Description of the task: Collect all lines containing the word "down" from the data.

Entries with figure data:

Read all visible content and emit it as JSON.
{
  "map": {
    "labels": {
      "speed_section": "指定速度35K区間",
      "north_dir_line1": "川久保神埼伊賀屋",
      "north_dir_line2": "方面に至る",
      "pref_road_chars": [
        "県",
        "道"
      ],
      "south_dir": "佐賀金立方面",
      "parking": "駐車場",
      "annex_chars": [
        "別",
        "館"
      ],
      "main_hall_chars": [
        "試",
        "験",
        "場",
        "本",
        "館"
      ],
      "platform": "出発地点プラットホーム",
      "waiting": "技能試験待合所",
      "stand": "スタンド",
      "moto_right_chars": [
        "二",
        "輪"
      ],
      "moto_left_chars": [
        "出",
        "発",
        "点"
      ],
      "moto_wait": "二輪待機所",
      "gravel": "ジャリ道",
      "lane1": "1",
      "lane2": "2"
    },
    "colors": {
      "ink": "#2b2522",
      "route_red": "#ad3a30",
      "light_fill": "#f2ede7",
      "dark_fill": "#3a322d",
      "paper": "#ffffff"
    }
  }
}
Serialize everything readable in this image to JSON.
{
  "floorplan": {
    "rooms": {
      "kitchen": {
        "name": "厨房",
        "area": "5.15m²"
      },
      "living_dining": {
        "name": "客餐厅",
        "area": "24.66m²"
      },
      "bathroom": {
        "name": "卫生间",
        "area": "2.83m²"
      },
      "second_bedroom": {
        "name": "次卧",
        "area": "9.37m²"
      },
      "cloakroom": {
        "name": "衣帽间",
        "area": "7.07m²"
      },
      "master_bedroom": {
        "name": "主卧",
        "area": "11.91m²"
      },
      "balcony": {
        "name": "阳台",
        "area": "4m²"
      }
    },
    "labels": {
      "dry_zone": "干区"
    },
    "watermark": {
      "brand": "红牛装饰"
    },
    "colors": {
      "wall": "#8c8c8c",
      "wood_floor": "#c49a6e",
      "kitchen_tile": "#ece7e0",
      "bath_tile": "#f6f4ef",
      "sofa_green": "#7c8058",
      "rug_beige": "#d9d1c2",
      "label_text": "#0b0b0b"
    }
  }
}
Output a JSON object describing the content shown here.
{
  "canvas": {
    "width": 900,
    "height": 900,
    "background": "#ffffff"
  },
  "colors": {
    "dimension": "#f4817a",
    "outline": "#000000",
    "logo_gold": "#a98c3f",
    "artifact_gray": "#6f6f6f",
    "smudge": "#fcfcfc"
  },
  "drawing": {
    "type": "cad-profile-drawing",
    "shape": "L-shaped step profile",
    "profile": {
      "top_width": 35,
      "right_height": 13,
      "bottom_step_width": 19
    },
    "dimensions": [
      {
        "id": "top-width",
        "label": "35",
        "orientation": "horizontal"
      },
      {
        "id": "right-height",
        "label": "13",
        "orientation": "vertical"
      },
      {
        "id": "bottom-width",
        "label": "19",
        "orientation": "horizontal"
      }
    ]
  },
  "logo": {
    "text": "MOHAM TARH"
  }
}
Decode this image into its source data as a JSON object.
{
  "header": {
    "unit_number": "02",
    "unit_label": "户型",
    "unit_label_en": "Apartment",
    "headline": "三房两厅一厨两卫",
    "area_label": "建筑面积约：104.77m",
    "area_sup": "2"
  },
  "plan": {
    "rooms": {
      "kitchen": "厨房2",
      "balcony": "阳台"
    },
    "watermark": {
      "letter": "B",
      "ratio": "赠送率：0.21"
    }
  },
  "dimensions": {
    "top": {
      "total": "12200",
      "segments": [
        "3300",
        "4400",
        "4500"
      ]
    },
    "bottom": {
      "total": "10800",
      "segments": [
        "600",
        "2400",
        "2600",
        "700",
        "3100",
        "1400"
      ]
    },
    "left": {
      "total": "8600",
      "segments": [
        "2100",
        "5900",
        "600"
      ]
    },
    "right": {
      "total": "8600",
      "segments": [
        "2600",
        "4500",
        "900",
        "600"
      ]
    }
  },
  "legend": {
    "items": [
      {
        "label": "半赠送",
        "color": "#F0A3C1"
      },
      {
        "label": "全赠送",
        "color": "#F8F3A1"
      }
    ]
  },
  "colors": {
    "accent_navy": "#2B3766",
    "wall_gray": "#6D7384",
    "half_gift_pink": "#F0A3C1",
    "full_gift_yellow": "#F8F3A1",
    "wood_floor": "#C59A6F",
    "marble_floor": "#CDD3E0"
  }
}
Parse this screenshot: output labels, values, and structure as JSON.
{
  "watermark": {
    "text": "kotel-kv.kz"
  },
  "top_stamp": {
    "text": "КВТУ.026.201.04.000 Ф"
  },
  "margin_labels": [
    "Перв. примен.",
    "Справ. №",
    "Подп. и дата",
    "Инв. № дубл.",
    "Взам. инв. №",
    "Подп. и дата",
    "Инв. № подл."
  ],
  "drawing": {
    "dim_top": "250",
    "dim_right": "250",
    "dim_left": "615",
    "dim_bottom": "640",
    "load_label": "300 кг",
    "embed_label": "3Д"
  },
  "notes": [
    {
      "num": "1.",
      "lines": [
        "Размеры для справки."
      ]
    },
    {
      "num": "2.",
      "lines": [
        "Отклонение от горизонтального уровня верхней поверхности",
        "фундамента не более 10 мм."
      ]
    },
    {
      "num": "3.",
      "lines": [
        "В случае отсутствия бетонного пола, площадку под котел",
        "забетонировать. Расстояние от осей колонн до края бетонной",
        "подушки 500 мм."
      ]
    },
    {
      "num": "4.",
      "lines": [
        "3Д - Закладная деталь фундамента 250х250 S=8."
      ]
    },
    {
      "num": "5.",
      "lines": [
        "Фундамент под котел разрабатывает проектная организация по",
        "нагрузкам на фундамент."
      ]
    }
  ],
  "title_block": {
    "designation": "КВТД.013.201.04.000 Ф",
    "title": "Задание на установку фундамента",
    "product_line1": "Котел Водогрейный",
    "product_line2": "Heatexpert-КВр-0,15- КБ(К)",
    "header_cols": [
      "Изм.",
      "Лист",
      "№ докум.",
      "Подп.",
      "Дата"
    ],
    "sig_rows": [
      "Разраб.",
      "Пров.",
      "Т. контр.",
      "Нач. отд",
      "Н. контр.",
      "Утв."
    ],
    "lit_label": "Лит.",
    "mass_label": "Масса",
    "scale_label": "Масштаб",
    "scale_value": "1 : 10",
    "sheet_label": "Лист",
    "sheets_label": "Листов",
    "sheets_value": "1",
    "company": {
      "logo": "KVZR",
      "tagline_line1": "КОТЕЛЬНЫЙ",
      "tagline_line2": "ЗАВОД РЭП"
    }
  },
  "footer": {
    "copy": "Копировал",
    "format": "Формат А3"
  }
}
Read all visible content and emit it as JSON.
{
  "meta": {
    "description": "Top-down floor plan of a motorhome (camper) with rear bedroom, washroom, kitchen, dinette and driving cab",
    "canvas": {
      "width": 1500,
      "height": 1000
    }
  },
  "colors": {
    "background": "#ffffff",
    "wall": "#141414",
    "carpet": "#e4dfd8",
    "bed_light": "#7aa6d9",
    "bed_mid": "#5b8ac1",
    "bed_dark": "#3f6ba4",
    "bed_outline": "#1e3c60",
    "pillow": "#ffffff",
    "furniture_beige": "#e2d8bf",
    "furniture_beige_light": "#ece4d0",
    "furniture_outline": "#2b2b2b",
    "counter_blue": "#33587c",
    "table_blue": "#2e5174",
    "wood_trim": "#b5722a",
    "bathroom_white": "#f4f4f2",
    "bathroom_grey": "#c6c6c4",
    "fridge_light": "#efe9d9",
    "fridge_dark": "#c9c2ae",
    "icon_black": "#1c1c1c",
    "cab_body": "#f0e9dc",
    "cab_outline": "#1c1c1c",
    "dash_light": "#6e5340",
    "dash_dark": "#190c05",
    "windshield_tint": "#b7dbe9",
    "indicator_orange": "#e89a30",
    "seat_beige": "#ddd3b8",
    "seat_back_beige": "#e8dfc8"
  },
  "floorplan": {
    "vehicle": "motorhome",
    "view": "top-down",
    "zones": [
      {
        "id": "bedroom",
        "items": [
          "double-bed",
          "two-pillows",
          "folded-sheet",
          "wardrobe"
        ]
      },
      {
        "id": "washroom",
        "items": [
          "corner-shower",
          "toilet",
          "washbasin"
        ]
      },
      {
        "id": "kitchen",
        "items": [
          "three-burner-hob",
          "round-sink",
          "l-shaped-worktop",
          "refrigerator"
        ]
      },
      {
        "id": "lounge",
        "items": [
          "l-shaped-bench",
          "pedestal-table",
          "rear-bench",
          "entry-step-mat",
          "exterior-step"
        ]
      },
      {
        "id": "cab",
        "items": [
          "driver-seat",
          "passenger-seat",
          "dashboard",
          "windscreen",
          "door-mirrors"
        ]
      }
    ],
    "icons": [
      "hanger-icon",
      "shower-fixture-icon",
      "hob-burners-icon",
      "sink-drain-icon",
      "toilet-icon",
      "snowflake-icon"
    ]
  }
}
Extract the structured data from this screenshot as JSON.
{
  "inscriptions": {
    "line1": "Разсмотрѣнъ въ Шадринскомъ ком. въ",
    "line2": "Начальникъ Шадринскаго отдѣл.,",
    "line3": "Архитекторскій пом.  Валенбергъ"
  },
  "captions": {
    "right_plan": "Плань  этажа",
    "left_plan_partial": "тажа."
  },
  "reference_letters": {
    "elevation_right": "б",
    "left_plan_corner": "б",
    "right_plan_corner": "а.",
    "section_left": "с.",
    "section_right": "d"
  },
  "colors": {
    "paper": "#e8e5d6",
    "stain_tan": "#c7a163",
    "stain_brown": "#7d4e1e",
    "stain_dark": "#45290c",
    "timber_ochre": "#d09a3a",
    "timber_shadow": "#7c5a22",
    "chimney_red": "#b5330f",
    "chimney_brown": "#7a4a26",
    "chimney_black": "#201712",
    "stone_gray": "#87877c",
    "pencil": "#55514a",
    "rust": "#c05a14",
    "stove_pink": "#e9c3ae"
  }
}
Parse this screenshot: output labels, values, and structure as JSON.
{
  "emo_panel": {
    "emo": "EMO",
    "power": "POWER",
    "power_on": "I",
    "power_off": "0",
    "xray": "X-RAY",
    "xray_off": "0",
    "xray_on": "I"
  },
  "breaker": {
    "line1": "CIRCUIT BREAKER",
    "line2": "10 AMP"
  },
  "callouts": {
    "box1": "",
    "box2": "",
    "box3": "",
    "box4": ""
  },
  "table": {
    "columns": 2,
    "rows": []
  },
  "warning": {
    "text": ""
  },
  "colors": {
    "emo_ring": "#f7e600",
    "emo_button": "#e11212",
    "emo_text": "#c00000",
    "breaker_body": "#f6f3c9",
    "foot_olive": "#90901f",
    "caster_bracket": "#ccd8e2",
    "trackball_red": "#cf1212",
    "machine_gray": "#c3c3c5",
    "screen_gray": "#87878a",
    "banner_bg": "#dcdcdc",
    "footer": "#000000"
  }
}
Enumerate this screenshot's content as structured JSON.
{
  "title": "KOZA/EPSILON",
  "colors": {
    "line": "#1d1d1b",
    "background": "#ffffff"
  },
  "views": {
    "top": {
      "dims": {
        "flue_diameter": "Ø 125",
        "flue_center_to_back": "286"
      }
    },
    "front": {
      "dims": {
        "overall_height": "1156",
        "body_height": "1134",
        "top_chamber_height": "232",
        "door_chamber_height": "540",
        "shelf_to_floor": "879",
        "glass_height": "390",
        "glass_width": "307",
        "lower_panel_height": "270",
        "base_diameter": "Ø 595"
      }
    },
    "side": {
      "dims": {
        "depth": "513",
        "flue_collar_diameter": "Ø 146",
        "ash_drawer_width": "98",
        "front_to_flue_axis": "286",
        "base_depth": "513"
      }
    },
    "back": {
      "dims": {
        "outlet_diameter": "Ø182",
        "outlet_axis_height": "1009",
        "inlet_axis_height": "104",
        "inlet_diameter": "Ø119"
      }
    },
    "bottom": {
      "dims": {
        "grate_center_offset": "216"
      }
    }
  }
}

Task output:
    "description": "Top-down floor plan of a motorhome (camper) with rear bedroom, washroom, kitchen, dinette and driving cab",
    "view": "top-down",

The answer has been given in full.